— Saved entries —
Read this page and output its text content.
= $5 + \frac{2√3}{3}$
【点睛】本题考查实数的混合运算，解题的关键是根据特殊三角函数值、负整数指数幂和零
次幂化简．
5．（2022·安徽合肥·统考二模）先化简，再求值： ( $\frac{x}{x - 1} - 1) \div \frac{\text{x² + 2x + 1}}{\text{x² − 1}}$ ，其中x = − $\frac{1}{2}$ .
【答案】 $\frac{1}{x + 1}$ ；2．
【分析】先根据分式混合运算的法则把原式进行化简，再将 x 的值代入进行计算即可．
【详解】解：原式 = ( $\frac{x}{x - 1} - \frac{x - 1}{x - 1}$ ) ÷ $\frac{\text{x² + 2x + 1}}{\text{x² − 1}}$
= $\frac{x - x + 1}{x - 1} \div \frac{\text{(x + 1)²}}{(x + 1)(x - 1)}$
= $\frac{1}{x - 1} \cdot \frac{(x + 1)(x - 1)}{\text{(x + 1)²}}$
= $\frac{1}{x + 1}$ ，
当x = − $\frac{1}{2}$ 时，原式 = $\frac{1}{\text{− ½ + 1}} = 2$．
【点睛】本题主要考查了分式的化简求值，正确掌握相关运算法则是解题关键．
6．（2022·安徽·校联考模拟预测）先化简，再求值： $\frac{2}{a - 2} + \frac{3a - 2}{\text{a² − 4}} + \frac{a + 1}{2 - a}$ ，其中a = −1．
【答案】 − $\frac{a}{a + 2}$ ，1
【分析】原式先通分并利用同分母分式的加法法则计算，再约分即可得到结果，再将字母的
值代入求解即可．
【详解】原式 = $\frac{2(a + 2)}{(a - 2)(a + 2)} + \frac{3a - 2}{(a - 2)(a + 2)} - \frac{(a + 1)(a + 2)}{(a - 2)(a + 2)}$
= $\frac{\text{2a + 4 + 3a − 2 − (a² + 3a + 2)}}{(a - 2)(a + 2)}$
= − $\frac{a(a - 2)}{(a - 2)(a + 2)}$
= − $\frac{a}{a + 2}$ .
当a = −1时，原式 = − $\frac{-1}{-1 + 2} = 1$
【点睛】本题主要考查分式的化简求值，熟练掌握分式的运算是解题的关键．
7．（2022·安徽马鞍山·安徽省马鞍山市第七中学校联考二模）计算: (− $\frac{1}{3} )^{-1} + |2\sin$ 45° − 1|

— TASK PROMPT —
Word for word, quote all of the data above.

— COMPLETE OUTPUT —
Read this page and output its text content.
= $5 + \frac{2√3}{3}$
【点睛】本题考查实数的混合运算，解题的关键是根据特殊三角函数值、负整数指数幂和零
次幂化简．
5．（2022·安徽合肥·统考二模）先化简，再求值： ( $\frac{x}{x - 1} - 1) \div \frac{\text{x² + 2x + 1}}{\text{x² − 1}}$ ，其中x = − $\frac{1}{2}$ .
【答案】 $\frac{1}{x + 1}$ ；2．
【分析】先根据分式混合运算的法则把原式进行化简，再将 x 的值代入进行计算即可．
【详解】解：原式 = ( $\frac{x}{x - 1} - \frac{x - 1}{x - 1}$ ) ÷ $\frac{\text{x² + 2x + 1}}{\text{x² − 1}}$
= $\frac{x - x + 1}{x - 1} \div \frac{\text{(x + 1)²}}{(x + 1)(x - 1)}$
= $\frac{1}{x - 1} \cdot \frac{(x + 1)(x - 1)}{\text{(x + 1)²}}$
= $\frac{1}{x + 1}$ ，
当x = − $\frac{1}{2}$ 时，原式 = $\frac{1}{\text{− ½ + 1}} = 2$．
【点睛】本题主要考查了分式的化简求值，正确掌握相关运算法则是解题关键．
6．（2022·安徽·校联考模拟预测）先化简，再求值： $\frac{2}{a - 2} + \frac{3a - 2}{\text{a² − 4}} + \frac{a + 1}{2 - a}$ ，其中a = −1．
【答案】 − $\frac{a}{a + 2}$ ，1
【分析】原式先通分并利用同分母分式的加法法则计算，再约分即可得到结果，再将字母的
值代入求解即可．
【详解】原式 = $\frac{2(a + 2)}{(a - 2)(a + 2)} + \frac{3a - 2}{(a - 2)(a + 2)} - \frac{(a + 1)(a + 2)}{(a - 2)(a + 2)}$
= $\frac{\text{2a + 4 + 3a − 2 − (a² + 3a + 2)}}{(a - 2)(a + 2)}$
= − $\frac{a(a - 2)}{(a - 2)(a + 2)}$
= − $\frac{a}{a + 2}$ .
当a = −1时，原式 = − $\frac{-1}{-1 + 2} = 1$
【点睛】本题主要考查分式的化简求值，熟练掌握分式的运算是解题的关键．
7．（2022·安徽马鞍山·安徽省马鞍山市第七中学校联考二模）计算: (− $\frac{1}{3} )^{-1} + |2\sin$ 45° − 1|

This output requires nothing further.